[Written exercise]: Report each line of the data that includes the word "every".

[Figure content listings]:
--- start ---

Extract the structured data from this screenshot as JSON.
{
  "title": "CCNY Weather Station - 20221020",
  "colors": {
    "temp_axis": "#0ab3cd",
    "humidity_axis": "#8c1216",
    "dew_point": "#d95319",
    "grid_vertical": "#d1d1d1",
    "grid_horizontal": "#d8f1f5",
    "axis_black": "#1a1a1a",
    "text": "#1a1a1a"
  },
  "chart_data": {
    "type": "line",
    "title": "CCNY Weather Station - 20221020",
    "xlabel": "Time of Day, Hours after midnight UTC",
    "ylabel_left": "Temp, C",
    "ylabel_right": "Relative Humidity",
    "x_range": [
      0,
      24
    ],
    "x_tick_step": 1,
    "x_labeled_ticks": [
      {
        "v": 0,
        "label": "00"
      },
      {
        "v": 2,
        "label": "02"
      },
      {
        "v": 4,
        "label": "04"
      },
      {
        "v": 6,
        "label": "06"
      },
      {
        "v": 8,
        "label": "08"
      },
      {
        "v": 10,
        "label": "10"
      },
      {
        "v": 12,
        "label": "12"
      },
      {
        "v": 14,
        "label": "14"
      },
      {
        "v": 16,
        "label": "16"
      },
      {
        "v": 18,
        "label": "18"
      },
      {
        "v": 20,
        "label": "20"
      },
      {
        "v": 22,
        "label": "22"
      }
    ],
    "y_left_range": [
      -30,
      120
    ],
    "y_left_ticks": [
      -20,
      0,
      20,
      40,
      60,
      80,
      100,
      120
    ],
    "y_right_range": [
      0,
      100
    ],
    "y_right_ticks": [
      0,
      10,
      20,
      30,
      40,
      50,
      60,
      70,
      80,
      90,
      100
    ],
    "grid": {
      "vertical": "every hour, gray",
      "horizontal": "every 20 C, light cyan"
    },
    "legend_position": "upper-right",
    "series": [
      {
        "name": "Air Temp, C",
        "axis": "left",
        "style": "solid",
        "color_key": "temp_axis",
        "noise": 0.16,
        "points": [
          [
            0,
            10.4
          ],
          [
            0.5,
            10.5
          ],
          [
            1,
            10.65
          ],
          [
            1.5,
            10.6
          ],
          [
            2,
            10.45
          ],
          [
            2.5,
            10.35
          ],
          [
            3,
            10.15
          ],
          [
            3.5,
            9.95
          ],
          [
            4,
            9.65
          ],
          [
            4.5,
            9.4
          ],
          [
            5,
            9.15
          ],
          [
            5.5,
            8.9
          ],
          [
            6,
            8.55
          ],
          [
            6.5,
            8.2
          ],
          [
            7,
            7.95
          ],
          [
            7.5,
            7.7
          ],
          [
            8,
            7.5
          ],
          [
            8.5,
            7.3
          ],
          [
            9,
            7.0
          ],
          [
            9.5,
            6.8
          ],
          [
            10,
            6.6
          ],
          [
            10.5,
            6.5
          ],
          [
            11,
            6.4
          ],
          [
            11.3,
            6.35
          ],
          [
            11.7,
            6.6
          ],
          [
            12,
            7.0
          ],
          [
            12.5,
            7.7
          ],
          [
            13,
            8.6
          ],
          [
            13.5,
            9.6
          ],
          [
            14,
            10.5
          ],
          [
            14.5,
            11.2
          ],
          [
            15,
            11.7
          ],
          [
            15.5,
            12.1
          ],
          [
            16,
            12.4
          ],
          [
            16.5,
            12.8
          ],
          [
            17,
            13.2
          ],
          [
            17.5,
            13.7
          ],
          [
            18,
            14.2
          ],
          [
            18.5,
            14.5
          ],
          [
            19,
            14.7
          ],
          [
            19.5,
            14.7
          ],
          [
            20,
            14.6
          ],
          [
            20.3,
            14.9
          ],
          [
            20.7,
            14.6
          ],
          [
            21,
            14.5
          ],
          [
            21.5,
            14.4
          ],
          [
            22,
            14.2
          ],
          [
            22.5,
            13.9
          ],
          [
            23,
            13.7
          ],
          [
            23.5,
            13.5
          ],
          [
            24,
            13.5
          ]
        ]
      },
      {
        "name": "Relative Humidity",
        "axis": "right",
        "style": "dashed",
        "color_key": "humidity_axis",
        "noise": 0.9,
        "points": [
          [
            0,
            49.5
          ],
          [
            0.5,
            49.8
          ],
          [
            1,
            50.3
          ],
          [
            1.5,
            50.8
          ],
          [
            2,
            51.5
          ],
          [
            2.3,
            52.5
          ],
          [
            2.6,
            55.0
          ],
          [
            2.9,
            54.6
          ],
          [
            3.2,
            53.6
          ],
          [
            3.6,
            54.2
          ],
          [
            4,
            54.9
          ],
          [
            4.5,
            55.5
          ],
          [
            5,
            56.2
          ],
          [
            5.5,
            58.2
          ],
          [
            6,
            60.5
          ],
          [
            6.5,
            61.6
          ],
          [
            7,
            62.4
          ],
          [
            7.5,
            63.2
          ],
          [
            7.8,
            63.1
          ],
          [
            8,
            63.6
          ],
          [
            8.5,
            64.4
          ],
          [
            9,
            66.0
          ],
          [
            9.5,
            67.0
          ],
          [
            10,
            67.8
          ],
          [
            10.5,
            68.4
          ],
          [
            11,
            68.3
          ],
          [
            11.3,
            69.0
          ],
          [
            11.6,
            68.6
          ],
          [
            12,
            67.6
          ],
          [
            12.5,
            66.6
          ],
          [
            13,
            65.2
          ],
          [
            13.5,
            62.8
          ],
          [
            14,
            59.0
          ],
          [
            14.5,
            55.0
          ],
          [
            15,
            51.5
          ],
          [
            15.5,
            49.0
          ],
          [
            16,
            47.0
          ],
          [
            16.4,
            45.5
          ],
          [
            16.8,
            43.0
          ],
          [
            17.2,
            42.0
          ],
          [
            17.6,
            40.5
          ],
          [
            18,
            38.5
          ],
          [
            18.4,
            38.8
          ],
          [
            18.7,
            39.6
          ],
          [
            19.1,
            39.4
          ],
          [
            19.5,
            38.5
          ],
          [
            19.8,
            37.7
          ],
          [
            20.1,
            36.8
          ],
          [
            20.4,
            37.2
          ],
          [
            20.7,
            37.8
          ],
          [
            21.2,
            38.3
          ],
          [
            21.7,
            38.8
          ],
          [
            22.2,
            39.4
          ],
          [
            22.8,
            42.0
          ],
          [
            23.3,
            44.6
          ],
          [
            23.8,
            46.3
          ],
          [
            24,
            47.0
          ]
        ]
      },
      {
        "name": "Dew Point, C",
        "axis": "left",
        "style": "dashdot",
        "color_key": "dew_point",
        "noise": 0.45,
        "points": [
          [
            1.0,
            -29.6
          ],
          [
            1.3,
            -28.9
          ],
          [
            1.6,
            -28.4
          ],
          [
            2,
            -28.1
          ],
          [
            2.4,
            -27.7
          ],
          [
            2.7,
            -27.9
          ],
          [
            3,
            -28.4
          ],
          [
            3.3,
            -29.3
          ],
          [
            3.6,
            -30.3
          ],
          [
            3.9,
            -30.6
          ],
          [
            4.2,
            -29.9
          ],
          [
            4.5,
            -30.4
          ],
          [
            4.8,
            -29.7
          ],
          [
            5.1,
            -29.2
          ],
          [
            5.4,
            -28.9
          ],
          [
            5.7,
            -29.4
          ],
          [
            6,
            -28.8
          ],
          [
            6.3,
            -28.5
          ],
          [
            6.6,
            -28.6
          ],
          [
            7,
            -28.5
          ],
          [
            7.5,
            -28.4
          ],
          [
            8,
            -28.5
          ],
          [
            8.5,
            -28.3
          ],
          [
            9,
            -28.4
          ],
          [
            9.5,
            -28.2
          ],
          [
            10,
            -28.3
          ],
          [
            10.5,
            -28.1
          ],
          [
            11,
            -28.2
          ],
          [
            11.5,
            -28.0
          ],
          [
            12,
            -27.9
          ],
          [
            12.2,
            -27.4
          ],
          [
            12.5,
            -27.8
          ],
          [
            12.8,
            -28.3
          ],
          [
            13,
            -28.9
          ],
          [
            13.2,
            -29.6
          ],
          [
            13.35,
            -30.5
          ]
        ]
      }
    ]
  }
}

--- end ---

[Exercise output]:
      "vertical": "every hour, gray",
      "horizontal": "every 20 C, light cyan"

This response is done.